> **Stated problem**:
The entries below are to be repeated exactly as they stand.

> **Dataset**:
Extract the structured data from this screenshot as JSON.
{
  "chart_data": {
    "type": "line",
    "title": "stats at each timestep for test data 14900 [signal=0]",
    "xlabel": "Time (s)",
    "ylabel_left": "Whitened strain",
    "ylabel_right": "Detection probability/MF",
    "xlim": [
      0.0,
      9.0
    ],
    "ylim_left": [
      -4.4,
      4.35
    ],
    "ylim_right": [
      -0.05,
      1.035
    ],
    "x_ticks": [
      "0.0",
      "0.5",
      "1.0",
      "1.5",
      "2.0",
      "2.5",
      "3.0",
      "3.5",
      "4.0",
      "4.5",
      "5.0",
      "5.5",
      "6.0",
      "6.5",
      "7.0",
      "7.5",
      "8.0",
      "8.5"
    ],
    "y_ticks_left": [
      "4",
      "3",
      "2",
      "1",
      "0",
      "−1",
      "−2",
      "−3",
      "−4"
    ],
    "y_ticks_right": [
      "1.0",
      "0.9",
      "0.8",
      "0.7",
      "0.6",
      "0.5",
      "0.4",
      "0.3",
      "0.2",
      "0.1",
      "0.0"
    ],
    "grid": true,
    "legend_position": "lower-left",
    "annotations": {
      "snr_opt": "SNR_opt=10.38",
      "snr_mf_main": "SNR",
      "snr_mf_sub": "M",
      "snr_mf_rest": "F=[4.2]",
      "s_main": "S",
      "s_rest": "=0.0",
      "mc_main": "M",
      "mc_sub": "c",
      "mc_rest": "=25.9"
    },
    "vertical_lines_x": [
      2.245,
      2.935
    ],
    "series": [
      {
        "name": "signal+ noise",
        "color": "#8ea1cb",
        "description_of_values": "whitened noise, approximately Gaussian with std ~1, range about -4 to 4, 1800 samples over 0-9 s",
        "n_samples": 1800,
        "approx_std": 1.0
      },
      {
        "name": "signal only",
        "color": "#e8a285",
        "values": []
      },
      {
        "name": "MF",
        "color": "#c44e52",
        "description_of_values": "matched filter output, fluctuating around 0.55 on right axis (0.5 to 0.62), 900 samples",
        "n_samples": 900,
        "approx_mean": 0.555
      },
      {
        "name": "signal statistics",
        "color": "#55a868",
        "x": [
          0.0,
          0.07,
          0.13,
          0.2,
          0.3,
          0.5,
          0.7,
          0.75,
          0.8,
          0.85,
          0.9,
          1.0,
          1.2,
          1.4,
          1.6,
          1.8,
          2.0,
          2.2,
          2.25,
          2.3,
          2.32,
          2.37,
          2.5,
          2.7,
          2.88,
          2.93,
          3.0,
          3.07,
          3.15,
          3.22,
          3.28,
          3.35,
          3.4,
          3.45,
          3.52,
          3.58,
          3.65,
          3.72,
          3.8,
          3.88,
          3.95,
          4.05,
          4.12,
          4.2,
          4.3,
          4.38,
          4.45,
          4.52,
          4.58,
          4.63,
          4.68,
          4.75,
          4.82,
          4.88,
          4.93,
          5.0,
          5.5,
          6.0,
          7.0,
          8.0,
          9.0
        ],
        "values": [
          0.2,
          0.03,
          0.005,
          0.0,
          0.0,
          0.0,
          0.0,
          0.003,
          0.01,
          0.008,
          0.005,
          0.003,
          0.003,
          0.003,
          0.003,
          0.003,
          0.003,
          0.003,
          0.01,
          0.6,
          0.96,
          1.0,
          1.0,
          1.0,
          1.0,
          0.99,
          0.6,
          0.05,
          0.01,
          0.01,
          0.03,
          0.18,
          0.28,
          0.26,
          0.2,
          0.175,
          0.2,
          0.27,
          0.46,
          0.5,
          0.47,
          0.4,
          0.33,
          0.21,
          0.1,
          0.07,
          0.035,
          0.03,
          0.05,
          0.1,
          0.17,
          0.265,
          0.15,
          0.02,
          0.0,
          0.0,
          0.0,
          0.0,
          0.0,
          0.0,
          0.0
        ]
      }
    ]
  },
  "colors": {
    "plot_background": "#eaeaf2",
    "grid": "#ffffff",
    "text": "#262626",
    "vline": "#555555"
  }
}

> **Solution**:
Extract the structured data from this screenshot as JSON.
{
  "chart_data": {
    "type": "line",
    "title": "stats at each timestep for test data 14900 [signal=0]",
    "xlabel": "Time (s)",
    "ylabel_left": "Whitened strain",
    "ylabel_right": "Detection probability/MF",
    "xlim": [
      0.0,
      9.0
    ],
    "ylim_left": [
      -4.4,
      4.35
    ],
    "ylim_right": [
      -0.05,
      1.035
    ],
    "x_ticks": [
      "0.0",
      "0.5",
      "1.0",
      "1.5",
      "2.0",
      "2.5",
      "3.0",
      "3.5",
      "4.0",
      "4.5",
      "5.0",
      "5.5",
      "6.0",
      "6.5",
      "7.0",
      "7.5",
      "8.0",
      "8.5"
    ],
    "y_ticks_left": [
      "4",
      "3",
      "2",
      "1",
      "0",
      "−1",
      "−2",
      "−3",
      "−4"
    ],
    "y_ticks_right": [
      "1.0",
      "0.9",
      "0.8",
      "0.7",
      "0.6",
      "0.5",
      "0.4",
      "0.3",
      "0.2",
      "0.1",
      "0.0"
    ],
    "grid": true,
    "legend_position": "lower-left",
    "annotations": {
      "snr_opt": "SNR_opt=10.38",
      "snr_mf_main": "SNR",
      "snr_mf_sub": "M",
      "snr_mf_rest": "F=[4.2]",
      "s_main": "S",
      "s_rest": "=0.0",
      "mc_main": "M",
      "mc_sub": "c",
      "mc_rest": "=25.9"
    },
    "vertical_lines_x": [
      2.245,
      2.935
    ],
    "series": [
      {
        "name": "signal+ noise",
        "color": "#8ea1cb",
        "description_of_values": "whitened noise, approximately Gaussian with std ~1, range about -4 to 4, 1800 samples over 0-9 s",
        "n_samples": 1800,
        "approx_std": 1.0
      },
      {
        "name": "signal only",
        "color": "#e8a285",
        "values": []
      },
      {
        "name": "MF",
        "color": "#c44e52",
        "description_of_values": "matched filter output, fluctuating around 0.55 on right axis (0.5 to 0.62), 900 samples",
        "n_samples": 900,
        "approx_mean": 0.555
      },
      {
        "name": "signal statistics",
        "color": "#55a868",
        "x": [
          0.0,
          0.07,
          0.13,
          0.2,
          0.3,
          0.5,
          0.7,
          0.75,
          0.8,
          0.85,
          0.9,
          1.0,
          1.2,
          1.4,
          1.6,
          1.8,
          2.0,
          2.2,
          2.25,
          2.3,
          2.32,
          2.37,
          2.5,
          2.7,
          2.88,
          2.93,
          3.0,
          3.07,
          3.15,
          3.22,
          3.28,
          3.35,
          3.4,
          3.45,
          3.52,
          3.58,
          3.65,
          3.72,
          3.8,
          3.88,
          3.95,
          4.05,
          4.12,
          4.2,
          4.3,
          4.38,
          4.45,
          4.52,
          4.58,
          4.63,
          4.68,
          4.75,
          4.82,
          4.88,
          4.93,
          5.0,
          5.5,
          6.0,
          7.0,
          8.0,
          9.0
        ],
        "values": [
          0.2,
          0.03,
          0.005,
          0.0,
          0.0,
          0.0,
          0.0,
          0.003,
          0.01,
          0.008,
          0.005,
          0.003,
          0.003,
          0.003,
          0.003,
          0.003,
          0.003,
          0.003,
          0.01,
          0.6,
          0.96,
          1.0,
          1.0,
          1.0,
          1.0,
          0.99,
          0.6,
          0.05,
          0.01,
          0.01,
          0.03,
          0.18,
          0.28,
          0.26,
          0.2,
          0.175,
          0.2,
          0.27,
          0.46,
          0.5,
          0.47,
          0.4,
          0.33,
          0.21,
          0.1,
          0.07,
          0.035,
          0.03,
          0.05,
          0.1,
          0.17,
          0.265,
          0.15,
          0.02,
          0.0,
          0.0,
          0.0,
          0.0,
          0.0,
          0.0,
          0.0
        ]
      }
    ]
  },
  "colors": {
    "plot_background": "#eaeaf2",
    "grid": "#ffffff",
    "text": "#262626",
    "vline": "#555555"
  }
}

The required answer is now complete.